▸ Exercise instructions
Your copy of the material must match it exactly, except that pictures are dropped.

#### Record extracts

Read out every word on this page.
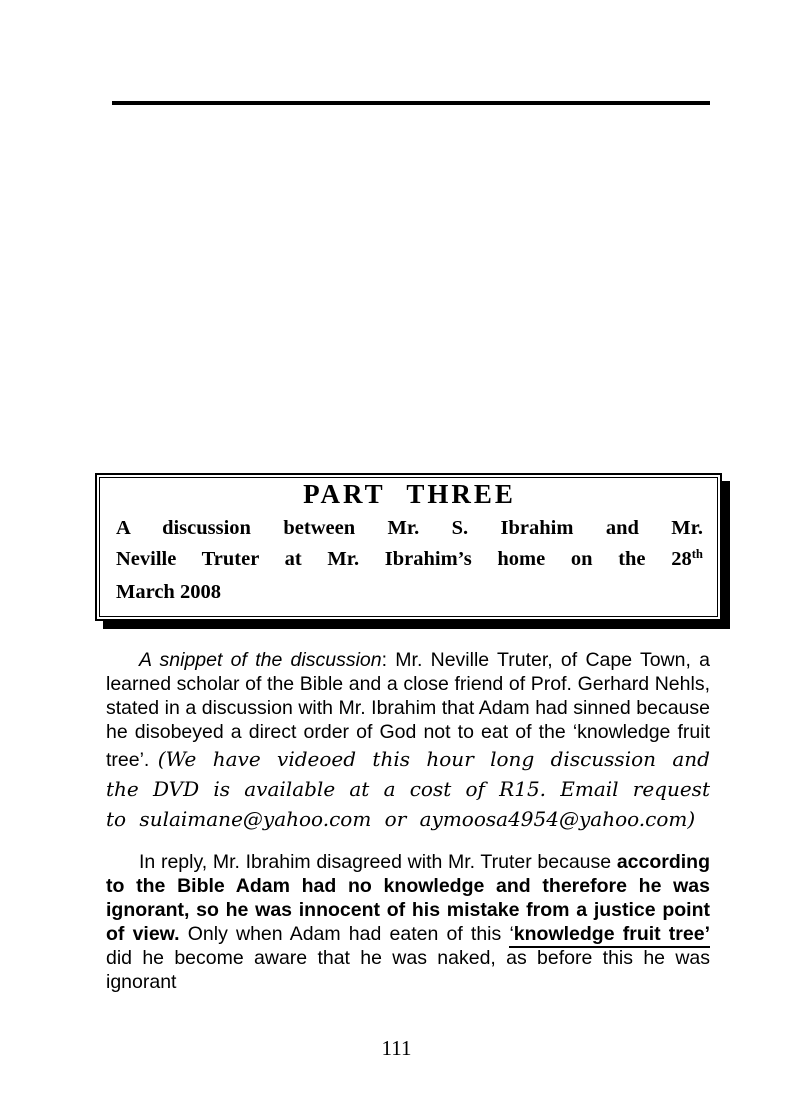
PART THREE
A discussion between Mr. S. Ibrahim and Mr.
Neville Truter at Mr. Ibrahim’s home on the 28th
March 2008

A snippet of the discussion: Mr. Neville Truter, of Cape Town, a learned scholar of the Bible and a close friend of Prof. Gerhard Nehls, stated in a discussion with Mr. Ibrahim that Adam had sinned because he disobeyed a direct order of God not to eat of the ‘knowledge fruit tree’. (We have videoed this hour long discussion and the DVD is available at a cost of R15. Email request to sulaimane@yahoo.com or aymoosa4954@yahoo.com)

In reply, Mr. Ibrahim disagreed with Mr. Truter because according to the Bible Adam had no knowledge and therefore he was ignorant, so he was innocent of his mistake from a justice point of view. Only when Adam had eaten of this ‘knowledge fruit tree’ did he become aware that he was naked, as before this he was ignorant

111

########

▸ Full response
Read out every word on this page.
PART THREE
A discussion between Mr. S. Ibrahim and Mr.
Neville Truter at Mr. Ibrahim’s home on the 28th
March 2008

A snippet of the discussion: Mr. Neville Truter, of Cape Town, a learned scholar of the Bible and a close friend of Prof. Gerhard Nehls, stated in a discussion with Mr. Ibrahim that Adam had sinned because he disobeyed a direct order of God not to eat of the ‘knowledge fruit tree’. (We have videoed this hour long discussion and the DVD is available at a cost of R15. Email request to sulaimane@yahoo.com or aymoosa4954@yahoo.com)

In reply, Mr. Ibrahim disagreed with Mr. Truter because according to the Bible Adam had no knowledge and therefore he was ignorant, so he was innocent of his mistake from a justice point of view. Only when Adam had eaten of this ‘knowledge fruit tree’ did he become aware that he was naked, as before this he was ignorant

111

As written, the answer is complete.